Figure data in JSON:
──────────────────────────────

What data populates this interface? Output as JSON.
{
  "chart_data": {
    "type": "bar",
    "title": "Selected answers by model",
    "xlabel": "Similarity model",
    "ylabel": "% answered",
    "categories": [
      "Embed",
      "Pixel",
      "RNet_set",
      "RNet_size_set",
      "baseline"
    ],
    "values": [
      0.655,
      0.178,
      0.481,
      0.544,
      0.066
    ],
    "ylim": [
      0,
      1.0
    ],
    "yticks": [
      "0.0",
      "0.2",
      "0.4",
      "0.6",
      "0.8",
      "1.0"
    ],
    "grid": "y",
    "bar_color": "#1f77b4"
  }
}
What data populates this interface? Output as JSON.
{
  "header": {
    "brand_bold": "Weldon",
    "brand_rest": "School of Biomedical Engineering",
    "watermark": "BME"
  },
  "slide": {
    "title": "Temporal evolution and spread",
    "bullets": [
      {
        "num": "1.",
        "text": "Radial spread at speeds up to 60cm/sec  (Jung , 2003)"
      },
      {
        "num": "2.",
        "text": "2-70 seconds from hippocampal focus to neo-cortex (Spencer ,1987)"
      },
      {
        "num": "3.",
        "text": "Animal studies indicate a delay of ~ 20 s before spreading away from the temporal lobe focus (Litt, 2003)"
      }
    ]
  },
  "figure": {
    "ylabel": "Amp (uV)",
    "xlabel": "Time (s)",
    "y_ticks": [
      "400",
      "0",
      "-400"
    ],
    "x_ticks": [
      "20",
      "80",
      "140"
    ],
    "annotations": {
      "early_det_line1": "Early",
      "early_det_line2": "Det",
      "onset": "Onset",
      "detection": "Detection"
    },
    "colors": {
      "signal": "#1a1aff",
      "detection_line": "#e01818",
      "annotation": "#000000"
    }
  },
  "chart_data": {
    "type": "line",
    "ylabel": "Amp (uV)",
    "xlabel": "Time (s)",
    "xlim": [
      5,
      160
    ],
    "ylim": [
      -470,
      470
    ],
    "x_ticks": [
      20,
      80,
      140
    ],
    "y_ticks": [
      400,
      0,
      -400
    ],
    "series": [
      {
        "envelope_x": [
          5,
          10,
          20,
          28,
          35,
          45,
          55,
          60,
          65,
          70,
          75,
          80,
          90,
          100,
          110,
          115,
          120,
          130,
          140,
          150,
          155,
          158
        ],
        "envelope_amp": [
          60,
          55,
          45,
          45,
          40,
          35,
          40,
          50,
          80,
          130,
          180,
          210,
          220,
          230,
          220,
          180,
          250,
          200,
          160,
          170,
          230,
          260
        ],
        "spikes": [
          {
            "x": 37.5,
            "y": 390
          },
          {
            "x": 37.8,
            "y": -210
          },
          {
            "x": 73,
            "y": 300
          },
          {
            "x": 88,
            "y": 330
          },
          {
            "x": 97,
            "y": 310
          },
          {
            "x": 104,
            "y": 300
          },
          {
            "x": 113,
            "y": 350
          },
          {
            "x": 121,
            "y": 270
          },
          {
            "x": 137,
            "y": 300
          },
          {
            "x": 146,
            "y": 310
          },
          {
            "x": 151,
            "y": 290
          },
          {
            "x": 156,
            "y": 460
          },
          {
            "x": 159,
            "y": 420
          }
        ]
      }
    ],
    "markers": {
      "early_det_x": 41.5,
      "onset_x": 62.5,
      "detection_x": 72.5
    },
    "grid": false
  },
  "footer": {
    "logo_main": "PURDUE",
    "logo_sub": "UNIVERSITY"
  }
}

──────────────────────────────

From the records above, extract every line exactly as it stands.

SOLUTION TO THIS TASK
What data populates this interface? Output as JSON.
{
  "chart_data": {
    "type": "bar",
    "title": "Selected answers by model",
    "xlabel": "Similarity model",
    "ylabel": "% answered",
    "categories": [
      "Embed",
      "Pixel",
      "RNet_set",
      "RNet_size_set",
      "baseline"
    ],
    "values": [
      0.655,
      0.178,
      0.481,
      0.544,
      0.066
    ],
    "ylim": [
      0,
      1.0
    ],
    "yticks": [
      "0.0",
      "0.2",
      "0.4",
      "0.6",
      "0.8",
      "1.0"
    ],
    "grid": "y",
    "bar_color": "#1f77b4"
  }
}
What data populates this interface? Output as JSON.
{
  "header": {
    "brand_bold": "Weldon",
    "brand_rest": "School of Biomedical Engineering",
    "watermark": "BME"
  },
  "slide": {
    "title": "Temporal evolution and spread",
    "bullets": [
      {
        "num": "1.",
        "text": "Radial spread at speeds up to 60cm/sec  (Jung , 2003)"
      },
      {
        "num": "2.",
        "text": "2-70 seconds from hippocampal focus to neo-cortex (Spencer ,1987)"
      },
      {
        "num": "3.",
        "text": "Animal studies indicate a delay of ~ 20 s before spreading away from the temporal lobe focus (Litt, 2003)"
      }
    ]
  },
  "figure": {
    "ylabel": "Amp (uV)",
    "xlabel": "Time (s)",
    "y_ticks": [
      "400",
      "0",
      "-400"
    ],
    "x_ticks": [
      "20",
      "80",
      "140"
    ],
    "annotations": {
      "early_det_line1": "Early",
      "early_det_line2": "Det",
      "onset": "Onset",
      "detection": "Detection"
    },
    "colors": {
      "signal": "#1a1aff",
      "detection_line": "#e01818",
      "annotation": "#000000"
    }
  },
  "chart_data": {
    "type": "line",
    "ylabel": "Amp (uV)",
    "xlabel": "Time (s)",
    "xlim": [
      5,
      160
    ],
    "ylim": [
      -470,
      470
    ],
    "x_ticks": [
      20,
      80,
      140
    ],
    "y_ticks": [
      400,
      0,
      -400
    ],
    "series": [
      {
        "envelope_x": [
          5,
          10,
          20,
          28,
          35,
          45,
          55,
          60,
          65,
          70,
          75,
          80,
          90,
          100,
          110,
          115,
          120,
          130,
          140,
          150,
          155,
          158
        ],
        "envelope_amp": [
          60,
          55,
          45,
          45,
          40,
          35,
          40,
          50,
          80,
          130,
          180,
          210,
          220,
          230,
          220,
          180,
          250,
          200,
          160,
          170,
          230,
          260
        ],
        "spikes": [
          {
            "x": 37.5,
            "y": 390
          },
          {
            "x": 37.8,
            "y": -210
          },
          {
            "x": 73,
            "y": 300
          },
          {
            "x": 88,
            "y": 330
          },
          {
            "x": 97,
            "y": 310
          },
          {
            "x": 104,
            "y": 300
          },
          {
            "x": 113,
            "y": 350
          },
          {
            "x": 121,
            "y": 270
          },
          {
            "x": 137,
            "y": 300
          },
          {
            "x": 146,
            "y": 310
          },
          {
            "x": 151,
            "y": 290
          },
          {
            "x": 156,
            "y": 460
          },
          {
            "x": 159,
            "y": 420
          }
        ]
      }
    ],
    "markers": {
      "early_det_x": 41.5,
      "onset_x": 62.5,
      "detection_x": 72.5
    },
    "grid": false
  },
  "footer": {
    "logo_main": "PURDUE",
    "logo_sub": "UNIVERSITY"
  }
}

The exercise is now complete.